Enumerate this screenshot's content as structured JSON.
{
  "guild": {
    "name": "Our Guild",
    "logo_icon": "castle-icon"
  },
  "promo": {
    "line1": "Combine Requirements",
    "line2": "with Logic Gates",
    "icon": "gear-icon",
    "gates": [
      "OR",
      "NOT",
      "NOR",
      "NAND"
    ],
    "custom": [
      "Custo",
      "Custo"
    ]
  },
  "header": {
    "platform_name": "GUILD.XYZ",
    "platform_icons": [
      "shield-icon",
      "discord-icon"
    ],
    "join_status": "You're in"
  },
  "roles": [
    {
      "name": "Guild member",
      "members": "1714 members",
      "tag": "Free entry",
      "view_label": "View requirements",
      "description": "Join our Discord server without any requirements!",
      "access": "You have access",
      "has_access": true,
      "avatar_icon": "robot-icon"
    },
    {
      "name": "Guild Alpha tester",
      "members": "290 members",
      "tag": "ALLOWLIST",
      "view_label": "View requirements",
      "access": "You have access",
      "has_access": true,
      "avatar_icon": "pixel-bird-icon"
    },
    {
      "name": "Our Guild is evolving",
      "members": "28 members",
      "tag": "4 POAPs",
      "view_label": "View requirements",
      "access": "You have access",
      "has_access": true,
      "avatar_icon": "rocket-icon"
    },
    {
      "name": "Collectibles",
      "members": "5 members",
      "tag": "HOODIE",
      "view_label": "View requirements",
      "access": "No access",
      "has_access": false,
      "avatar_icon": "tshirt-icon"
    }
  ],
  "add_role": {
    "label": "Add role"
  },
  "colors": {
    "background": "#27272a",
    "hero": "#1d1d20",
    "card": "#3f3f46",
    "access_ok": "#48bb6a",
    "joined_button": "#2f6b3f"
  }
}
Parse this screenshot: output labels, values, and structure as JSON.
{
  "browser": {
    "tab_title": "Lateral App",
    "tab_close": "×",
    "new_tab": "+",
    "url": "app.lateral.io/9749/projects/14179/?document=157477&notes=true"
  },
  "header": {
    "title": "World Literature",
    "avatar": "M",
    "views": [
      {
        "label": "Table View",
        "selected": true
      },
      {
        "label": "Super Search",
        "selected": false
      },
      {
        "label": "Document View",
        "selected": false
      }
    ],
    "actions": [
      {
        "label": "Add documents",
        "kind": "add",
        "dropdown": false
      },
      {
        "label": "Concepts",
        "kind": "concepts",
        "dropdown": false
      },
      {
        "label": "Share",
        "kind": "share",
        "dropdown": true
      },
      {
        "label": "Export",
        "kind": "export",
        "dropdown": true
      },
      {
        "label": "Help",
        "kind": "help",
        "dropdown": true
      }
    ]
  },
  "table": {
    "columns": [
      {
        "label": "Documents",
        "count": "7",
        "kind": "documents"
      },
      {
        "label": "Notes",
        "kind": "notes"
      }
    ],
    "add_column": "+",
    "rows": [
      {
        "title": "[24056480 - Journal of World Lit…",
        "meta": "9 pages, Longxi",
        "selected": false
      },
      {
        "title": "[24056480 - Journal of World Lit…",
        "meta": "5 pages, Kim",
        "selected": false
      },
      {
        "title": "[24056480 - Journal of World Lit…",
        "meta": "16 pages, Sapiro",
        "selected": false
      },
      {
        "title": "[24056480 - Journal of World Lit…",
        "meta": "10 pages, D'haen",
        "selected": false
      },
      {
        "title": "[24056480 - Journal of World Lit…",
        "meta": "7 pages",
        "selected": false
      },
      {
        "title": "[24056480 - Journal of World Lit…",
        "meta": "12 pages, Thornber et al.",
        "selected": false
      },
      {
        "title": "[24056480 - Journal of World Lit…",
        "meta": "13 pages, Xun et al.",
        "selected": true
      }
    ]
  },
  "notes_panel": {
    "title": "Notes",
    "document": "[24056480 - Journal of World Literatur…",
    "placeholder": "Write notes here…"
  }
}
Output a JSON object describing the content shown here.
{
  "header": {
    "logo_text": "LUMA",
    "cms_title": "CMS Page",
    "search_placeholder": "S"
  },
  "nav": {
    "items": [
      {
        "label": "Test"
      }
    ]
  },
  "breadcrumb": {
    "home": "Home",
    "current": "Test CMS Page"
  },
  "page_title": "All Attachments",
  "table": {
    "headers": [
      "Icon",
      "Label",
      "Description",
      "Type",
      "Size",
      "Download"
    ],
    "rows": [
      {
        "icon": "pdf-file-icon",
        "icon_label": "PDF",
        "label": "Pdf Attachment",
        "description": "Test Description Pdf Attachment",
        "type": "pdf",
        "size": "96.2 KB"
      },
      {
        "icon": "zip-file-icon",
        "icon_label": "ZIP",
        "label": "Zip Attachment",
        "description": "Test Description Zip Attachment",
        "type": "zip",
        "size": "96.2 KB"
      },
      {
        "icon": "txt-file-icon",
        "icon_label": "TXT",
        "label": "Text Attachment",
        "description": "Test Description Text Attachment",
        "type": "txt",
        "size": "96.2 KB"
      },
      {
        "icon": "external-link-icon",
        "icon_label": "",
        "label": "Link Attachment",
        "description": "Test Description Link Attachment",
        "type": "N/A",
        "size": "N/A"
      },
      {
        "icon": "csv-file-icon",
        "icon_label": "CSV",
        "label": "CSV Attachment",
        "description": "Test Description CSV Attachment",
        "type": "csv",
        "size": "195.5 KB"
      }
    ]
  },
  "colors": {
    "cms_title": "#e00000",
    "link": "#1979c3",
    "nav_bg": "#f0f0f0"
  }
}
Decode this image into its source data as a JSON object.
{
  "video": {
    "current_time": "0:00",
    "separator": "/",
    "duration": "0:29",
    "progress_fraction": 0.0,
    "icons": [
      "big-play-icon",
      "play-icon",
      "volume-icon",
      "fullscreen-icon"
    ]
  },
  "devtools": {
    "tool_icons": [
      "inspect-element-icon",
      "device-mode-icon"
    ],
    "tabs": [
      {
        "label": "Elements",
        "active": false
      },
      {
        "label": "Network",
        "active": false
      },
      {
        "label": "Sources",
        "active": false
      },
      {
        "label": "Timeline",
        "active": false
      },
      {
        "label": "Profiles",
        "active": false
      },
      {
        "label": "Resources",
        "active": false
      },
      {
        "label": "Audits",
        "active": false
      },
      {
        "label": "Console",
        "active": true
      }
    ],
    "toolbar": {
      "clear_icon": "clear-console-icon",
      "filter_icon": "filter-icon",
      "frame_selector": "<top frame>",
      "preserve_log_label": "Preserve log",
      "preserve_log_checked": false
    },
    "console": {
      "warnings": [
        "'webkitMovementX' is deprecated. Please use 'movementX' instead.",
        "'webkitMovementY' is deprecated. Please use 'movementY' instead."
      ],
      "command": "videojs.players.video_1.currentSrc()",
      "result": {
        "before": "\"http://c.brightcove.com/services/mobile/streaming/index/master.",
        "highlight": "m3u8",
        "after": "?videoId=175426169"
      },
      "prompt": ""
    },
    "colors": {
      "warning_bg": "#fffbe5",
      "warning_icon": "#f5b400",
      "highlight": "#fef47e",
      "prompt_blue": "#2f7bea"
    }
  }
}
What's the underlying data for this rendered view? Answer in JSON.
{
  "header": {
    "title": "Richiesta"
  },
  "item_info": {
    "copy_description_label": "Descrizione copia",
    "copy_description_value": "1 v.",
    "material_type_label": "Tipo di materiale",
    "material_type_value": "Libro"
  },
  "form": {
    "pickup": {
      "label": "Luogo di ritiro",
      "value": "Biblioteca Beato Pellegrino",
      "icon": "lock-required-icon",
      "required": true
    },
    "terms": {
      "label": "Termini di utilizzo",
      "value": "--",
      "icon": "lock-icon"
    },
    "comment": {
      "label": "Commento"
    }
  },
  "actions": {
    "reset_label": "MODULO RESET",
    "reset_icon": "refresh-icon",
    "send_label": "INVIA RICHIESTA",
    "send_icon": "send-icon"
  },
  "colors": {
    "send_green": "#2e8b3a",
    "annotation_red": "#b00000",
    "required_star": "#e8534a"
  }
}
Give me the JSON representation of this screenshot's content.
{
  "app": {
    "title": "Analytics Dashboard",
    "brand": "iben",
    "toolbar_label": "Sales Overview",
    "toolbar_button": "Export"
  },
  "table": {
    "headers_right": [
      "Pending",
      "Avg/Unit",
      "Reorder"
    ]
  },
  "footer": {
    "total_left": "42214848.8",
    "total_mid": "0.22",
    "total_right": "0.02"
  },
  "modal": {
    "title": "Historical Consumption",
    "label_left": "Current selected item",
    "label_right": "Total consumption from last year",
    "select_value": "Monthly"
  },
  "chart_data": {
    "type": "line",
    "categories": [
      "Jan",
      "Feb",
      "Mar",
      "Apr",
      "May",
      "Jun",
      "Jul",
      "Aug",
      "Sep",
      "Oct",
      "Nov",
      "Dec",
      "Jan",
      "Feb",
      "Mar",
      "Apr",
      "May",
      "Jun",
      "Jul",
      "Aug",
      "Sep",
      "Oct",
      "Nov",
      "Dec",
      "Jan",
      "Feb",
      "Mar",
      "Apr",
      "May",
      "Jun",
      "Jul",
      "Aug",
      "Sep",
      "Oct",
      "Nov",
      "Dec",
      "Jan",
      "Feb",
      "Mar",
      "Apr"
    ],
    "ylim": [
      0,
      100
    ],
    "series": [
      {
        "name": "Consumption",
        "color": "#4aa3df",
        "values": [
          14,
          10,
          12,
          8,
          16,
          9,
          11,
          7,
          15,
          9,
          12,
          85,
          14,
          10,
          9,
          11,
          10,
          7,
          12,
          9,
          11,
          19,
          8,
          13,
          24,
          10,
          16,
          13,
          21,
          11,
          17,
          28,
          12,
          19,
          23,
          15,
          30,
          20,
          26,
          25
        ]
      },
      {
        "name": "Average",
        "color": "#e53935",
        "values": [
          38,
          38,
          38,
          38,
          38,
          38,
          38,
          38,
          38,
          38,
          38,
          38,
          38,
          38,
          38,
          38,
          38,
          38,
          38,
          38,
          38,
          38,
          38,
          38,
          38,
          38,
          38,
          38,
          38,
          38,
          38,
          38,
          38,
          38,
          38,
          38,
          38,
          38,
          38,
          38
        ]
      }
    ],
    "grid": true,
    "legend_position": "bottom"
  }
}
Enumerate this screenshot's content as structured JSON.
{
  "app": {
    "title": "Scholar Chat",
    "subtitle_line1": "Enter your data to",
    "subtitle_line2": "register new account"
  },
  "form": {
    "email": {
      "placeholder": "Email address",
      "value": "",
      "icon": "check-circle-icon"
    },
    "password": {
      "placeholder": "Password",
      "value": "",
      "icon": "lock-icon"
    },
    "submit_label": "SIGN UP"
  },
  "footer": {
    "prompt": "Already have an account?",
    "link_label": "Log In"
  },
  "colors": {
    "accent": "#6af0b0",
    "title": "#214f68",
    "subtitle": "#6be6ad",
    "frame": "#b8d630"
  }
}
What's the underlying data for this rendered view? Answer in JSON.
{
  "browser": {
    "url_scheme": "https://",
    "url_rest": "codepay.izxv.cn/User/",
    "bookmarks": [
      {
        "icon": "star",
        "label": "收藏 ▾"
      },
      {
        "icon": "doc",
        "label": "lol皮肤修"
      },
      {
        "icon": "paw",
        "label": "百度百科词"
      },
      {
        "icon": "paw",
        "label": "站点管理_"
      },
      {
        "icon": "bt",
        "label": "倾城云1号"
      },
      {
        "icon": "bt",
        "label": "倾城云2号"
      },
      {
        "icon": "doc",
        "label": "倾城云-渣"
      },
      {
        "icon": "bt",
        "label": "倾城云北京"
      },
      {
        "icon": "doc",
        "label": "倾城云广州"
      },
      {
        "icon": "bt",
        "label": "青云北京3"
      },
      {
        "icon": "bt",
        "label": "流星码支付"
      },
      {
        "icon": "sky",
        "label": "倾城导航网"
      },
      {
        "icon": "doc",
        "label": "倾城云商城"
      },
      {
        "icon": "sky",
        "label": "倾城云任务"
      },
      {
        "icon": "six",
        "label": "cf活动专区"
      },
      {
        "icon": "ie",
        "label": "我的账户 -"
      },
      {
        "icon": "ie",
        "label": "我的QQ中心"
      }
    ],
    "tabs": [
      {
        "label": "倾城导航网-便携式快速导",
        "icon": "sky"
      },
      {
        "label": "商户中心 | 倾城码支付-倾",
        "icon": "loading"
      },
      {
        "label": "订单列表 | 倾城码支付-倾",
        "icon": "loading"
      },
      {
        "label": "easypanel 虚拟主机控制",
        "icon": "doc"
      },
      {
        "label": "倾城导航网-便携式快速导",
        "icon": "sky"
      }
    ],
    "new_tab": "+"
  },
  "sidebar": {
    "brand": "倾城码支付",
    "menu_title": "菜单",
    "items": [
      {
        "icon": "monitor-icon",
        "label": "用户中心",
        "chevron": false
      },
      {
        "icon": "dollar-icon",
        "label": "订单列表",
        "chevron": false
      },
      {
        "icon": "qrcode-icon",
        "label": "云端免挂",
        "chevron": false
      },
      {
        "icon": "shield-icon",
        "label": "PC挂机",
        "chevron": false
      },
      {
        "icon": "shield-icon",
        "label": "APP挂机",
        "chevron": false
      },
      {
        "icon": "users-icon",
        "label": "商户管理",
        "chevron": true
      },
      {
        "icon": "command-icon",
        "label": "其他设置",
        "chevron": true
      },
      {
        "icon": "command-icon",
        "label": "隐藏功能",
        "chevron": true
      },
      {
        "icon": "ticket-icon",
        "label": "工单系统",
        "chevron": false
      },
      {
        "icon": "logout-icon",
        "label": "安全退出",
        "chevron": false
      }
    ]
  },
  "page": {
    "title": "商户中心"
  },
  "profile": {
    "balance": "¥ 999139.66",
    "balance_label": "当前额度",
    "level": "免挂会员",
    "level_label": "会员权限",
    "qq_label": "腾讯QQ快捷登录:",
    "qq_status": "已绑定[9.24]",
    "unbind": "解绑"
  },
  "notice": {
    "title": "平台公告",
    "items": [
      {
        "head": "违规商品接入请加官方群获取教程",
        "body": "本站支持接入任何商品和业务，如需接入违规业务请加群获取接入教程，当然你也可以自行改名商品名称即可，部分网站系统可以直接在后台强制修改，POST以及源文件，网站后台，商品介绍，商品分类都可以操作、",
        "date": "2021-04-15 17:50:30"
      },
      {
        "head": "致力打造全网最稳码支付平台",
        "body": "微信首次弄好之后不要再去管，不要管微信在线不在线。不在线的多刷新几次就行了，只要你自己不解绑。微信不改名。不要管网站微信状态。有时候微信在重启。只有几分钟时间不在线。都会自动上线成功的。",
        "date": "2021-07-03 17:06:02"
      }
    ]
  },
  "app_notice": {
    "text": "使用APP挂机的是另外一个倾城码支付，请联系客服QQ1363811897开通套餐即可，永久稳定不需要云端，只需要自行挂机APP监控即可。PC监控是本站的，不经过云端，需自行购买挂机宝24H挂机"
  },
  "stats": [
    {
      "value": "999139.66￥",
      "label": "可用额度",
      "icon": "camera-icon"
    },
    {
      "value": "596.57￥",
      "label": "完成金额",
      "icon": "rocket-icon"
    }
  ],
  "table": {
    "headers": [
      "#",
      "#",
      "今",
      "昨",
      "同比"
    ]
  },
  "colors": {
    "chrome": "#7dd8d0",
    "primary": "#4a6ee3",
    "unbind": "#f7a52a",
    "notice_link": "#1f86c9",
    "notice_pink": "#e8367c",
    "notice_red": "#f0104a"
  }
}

_ _ _ _ _ _ _

EXERCISE: Pull out all lines containing the word "JSON" from the entries above.

TASK RESULT:
Enumerate this screenshot's content as structured JSON.
Parse this screenshot: output labels, values, and structure as JSON.
Output a JSON object describing the content shown here.
Decode this image into its source data as a JSON object.
What's the underlying data for this rendered view? Answer in JSON.
Give me the JSON representation of this screenshot's content.
Enumerate this screenshot's content as structured JSON.
What's the underlying data for this rendered view? Answer in JSON.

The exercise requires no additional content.